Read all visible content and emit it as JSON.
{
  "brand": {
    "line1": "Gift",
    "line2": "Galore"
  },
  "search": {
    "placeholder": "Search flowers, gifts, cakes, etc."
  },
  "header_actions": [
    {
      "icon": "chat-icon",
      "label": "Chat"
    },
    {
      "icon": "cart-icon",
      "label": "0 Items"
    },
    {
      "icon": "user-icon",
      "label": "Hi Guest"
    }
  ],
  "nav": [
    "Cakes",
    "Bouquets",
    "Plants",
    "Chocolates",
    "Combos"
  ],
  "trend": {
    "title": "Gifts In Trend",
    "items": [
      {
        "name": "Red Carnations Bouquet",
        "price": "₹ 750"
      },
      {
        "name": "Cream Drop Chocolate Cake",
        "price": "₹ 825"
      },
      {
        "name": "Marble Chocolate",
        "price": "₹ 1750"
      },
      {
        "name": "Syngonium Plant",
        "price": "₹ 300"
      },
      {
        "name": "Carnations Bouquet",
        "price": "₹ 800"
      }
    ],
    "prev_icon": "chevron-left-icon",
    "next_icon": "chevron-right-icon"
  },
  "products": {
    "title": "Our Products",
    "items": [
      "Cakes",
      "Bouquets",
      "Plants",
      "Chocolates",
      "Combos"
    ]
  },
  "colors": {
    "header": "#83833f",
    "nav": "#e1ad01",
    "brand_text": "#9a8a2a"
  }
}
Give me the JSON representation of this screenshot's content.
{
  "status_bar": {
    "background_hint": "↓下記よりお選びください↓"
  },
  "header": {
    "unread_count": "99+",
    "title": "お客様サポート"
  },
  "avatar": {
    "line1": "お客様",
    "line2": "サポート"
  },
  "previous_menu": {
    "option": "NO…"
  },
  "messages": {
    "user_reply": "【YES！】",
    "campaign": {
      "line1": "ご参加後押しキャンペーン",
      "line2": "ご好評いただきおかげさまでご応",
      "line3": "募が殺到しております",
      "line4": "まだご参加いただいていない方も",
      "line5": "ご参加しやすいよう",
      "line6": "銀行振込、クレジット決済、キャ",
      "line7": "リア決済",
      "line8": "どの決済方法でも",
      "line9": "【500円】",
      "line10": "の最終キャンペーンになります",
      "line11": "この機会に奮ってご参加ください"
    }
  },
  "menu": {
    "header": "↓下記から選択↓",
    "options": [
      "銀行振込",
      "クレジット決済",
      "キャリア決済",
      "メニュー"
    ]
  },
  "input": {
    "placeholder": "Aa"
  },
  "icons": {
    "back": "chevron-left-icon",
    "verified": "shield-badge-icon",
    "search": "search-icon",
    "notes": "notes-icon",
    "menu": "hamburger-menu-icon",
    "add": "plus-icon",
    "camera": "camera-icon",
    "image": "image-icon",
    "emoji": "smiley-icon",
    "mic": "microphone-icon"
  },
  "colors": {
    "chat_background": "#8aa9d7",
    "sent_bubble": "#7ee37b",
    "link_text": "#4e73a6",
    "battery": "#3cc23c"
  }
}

------------------------------------------------

Goal | Exactly as shown above, return every record.

Response to this exercise |
Read all visible content and emit it as JSON.
{
  "brand": {
    "line1": "Gift",
    "line2": "Galore"
  },
  "search": {
    "placeholder": "Search flowers, gifts, cakes, etc."
  },
  "header_actions": [
    {
      "icon": "chat-icon",
      "label": "Chat"
    },
    {
      "icon": "cart-icon",
      "label": "0 Items"
    },
    {
      "icon": "user-icon",
      "label": "Hi Guest"
    }
  ],
  "nav": [
    "Cakes",
    "Bouquets",
    "Plants",
    "Chocolates",
    "Combos"
  ],
  "trend": {
    "title": "Gifts In Trend",
    "items": [
      {
        "name": "Red Carnations Bouquet",
        "price": "₹ 750"
      },
      {
        "name": "Cream Drop Chocolate Cake",
        "price": "₹ 825"
      },
      {
        "name": "Marble Chocolate",
        "price": "₹ 1750"
      },
      {
        "name": "Syngonium Plant",
        "price": "₹ 300"
      },
      {
        "name": "Carnations Bouquet",
        "price": "₹ 800"
      }
    ],
    "prev_icon": "chevron-left-icon",
    "next_icon": "chevron-right-icon"
  },
  "products": {
    "title": "Our Products",
    "items": [
      "Cakes",
      "Bouquets",
      "Plants",
      "Chocolates",
      "Combos"
    ]
  },
  "colors": {
    "header": "#83833f",
    "nav": "#e1ad01",
    "brand_text": "#9a8a2a"
  }
}
Give me the JSON representation of this screenshot's content.
{
  "status_bar": {
    "background_hint": "↓下記よりお選びください↓"
  },
  "header": {
    "unread_count": "99+",
    "title": "お客様サポート"
  },
  "avatar": {
    "line1": "お客様",
    "line2": "サポート"
  },
  "previous_menu": {
    "option": "NO…"
  },
  "messages": {
    "user_reply": "【YES！】",
    "campaign": {
      "line1": "ご参加後押しキャンペーン",
      "line2": "ご好評いただきおかげさまでご応",
      "line3": "募が殺到しております",
      "line4": "まだご参加いただいていない方も",
      "line5": "ご参加しやすいよう",
      "line6": "銀行振込、クレジット決済、キャ",
      "line7": "リア決済",
      "line8": "どの決済方法でも",
      "line9": "【500円】",
      "line10": "の最終キャンペーンになります",
      "line11": "この機会に奮ってご参加ください"
    }
  },
  "menu": {
    "header": "↓下記から選択↓",
    "options": [
      "銀行振込",
      "クレジット決済",
      "キャリア決済",
      "メニュー"
    ]
  },
  "input": {
    "placeholder": "Aa"
  },
  "icons": {
    "back": "chevron-left-icon",
    "verified": "shield-badge-icon",
    "search": "search-icon",
    "notes": "notes-icon",
    "menu": "hamburger-menu-icon",
    "add": "plus-icon",
    "camera": "camera-icon",
    "image": "image-icon",
    "emoji": "smiley-icon",
    "mic": "microphone-icon"
  },
  "colors": {
    "chat_background": "#8aa9d7",
    "sent_bubble": "#7ee37b",
    "link_text": "#4e73a6",
    "battery": "#3cc23c"
  }
}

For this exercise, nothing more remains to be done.